List the lines of this listing that hold the word "SRMTID".

____ Data excerpts

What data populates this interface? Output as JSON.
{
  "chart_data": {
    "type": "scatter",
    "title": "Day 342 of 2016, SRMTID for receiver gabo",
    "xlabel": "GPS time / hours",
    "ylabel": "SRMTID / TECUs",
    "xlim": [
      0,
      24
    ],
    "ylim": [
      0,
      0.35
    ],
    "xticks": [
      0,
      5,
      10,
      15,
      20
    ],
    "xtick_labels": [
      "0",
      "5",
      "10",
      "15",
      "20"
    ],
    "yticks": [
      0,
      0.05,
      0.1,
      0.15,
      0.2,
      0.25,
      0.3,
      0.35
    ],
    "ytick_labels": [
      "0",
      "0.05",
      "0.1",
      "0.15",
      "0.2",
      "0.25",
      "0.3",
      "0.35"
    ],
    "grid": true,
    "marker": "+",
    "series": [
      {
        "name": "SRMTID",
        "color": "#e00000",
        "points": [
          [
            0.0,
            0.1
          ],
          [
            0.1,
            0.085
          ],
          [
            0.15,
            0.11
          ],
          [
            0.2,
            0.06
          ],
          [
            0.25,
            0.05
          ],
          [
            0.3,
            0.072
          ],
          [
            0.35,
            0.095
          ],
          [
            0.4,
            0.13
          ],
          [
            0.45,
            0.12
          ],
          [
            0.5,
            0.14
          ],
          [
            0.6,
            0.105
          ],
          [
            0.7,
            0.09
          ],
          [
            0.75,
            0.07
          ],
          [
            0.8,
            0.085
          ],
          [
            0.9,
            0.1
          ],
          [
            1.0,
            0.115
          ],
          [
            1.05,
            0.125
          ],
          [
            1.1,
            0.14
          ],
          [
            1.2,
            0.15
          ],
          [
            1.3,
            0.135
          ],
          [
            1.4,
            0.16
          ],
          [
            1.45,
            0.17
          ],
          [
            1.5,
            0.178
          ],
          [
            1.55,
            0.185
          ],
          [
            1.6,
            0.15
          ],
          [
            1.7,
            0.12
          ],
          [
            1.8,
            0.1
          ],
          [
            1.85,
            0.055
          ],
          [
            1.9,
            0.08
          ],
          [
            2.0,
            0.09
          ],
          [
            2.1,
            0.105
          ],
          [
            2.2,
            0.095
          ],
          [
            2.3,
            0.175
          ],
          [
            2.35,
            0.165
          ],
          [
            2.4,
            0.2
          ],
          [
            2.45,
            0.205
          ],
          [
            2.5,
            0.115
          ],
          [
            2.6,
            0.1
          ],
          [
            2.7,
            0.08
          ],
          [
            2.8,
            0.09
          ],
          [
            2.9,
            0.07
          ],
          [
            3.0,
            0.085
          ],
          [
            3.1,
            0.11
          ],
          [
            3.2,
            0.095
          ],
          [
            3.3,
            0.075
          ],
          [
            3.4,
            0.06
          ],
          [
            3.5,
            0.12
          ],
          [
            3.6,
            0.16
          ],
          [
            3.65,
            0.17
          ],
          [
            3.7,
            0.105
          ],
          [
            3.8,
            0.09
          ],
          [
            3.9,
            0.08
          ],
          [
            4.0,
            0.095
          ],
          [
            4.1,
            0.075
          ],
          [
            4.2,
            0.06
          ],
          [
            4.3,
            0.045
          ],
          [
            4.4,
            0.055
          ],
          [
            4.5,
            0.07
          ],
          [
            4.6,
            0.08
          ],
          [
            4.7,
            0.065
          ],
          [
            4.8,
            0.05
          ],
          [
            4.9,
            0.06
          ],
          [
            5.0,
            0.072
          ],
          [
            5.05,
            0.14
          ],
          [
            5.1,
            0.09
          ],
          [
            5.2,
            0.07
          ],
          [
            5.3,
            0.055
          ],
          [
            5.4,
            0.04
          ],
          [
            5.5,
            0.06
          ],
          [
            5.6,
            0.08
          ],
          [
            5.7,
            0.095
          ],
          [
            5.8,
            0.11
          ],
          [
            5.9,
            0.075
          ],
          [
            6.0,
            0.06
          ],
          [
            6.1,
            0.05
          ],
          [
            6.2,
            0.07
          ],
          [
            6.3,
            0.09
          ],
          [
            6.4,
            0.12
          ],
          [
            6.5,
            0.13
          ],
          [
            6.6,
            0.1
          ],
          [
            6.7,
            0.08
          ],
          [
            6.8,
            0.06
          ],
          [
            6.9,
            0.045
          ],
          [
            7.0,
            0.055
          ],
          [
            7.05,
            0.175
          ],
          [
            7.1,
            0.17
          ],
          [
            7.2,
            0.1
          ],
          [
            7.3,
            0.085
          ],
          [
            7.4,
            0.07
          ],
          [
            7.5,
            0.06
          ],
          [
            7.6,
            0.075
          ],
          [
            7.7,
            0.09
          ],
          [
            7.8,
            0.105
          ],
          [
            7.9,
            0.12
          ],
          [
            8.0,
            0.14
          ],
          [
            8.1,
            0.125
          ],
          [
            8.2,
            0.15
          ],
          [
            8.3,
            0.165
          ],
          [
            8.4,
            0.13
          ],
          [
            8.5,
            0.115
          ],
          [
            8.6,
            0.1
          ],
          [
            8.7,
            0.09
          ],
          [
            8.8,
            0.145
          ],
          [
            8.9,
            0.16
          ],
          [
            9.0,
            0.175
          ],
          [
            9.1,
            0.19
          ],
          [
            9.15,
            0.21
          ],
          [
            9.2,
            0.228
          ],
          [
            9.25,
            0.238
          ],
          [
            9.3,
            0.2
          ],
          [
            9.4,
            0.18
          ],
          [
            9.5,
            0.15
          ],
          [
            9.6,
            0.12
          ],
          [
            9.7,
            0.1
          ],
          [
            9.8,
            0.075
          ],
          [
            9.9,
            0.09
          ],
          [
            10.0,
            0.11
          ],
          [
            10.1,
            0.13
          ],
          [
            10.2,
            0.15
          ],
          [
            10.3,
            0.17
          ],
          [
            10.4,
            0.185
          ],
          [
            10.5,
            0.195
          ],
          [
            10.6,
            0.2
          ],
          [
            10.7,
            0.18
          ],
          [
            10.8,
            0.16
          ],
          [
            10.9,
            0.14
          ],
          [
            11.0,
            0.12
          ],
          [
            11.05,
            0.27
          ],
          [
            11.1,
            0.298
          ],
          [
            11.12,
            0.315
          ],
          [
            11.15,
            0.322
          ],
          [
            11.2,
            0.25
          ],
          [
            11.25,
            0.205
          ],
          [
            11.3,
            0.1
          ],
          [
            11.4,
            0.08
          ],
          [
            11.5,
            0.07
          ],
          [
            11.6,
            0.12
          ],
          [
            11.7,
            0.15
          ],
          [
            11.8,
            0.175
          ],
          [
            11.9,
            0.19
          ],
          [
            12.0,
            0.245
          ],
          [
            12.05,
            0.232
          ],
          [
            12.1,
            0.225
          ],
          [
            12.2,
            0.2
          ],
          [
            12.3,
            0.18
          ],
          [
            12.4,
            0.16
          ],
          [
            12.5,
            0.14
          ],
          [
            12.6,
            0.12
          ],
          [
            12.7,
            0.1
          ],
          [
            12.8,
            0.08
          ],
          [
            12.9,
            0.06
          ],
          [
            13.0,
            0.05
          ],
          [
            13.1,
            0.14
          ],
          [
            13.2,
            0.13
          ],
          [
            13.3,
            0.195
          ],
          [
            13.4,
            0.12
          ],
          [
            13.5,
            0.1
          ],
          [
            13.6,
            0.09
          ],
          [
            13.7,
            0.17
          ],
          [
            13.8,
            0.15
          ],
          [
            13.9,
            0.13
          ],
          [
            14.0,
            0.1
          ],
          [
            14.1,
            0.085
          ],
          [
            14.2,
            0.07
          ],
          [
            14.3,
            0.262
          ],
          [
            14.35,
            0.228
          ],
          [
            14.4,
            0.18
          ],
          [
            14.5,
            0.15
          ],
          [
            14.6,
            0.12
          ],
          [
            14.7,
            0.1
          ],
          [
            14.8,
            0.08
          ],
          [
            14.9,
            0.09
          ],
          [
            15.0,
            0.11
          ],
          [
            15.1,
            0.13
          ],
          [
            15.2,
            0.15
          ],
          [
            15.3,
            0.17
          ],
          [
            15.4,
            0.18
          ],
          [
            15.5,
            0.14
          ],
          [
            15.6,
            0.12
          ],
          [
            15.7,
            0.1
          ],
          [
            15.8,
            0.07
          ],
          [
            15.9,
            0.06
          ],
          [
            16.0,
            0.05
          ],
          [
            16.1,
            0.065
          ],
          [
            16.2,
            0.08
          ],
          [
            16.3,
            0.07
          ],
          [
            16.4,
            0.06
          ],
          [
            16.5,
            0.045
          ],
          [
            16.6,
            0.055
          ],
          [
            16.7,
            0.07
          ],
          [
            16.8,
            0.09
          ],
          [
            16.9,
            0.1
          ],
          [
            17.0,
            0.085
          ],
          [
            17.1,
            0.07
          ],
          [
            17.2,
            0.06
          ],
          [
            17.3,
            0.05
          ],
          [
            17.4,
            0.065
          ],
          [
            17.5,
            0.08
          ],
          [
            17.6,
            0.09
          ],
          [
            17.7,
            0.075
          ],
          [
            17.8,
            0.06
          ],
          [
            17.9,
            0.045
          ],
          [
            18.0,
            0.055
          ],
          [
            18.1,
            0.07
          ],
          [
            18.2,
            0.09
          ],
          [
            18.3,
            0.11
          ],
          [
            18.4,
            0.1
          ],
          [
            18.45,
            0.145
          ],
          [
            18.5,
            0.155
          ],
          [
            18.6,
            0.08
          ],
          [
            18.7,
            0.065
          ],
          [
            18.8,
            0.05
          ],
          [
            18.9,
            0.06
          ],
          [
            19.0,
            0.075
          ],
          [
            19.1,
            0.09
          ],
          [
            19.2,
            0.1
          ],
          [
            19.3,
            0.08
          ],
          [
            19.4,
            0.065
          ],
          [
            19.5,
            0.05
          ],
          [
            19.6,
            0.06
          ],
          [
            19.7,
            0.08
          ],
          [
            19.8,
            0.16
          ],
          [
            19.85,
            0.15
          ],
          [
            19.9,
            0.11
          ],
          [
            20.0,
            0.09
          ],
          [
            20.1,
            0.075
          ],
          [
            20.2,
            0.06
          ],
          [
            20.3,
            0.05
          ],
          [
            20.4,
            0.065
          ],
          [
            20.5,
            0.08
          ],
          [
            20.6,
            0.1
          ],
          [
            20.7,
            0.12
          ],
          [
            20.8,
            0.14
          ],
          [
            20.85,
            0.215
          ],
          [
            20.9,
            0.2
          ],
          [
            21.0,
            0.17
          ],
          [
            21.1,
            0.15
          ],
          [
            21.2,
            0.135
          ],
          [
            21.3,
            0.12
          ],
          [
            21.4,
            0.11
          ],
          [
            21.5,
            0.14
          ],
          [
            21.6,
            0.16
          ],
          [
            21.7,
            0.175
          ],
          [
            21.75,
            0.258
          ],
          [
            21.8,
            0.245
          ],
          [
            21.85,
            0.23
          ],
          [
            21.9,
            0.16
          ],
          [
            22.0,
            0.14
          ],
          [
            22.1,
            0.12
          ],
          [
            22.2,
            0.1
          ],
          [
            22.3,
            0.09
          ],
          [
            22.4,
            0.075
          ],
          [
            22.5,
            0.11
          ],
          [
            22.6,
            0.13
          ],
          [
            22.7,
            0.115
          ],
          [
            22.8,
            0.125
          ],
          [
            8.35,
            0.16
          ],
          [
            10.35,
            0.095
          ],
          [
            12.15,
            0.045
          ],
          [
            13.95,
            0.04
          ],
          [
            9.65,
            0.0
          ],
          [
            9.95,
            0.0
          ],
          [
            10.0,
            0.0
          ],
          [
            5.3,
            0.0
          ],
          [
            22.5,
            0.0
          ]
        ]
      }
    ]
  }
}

________

▸ **The reply**:
    "title": "Day 342 of 2016, SRMTID for receiver gabo",
    "ylabel": "SRMTID / TECUs",
        "name": "SRMTID",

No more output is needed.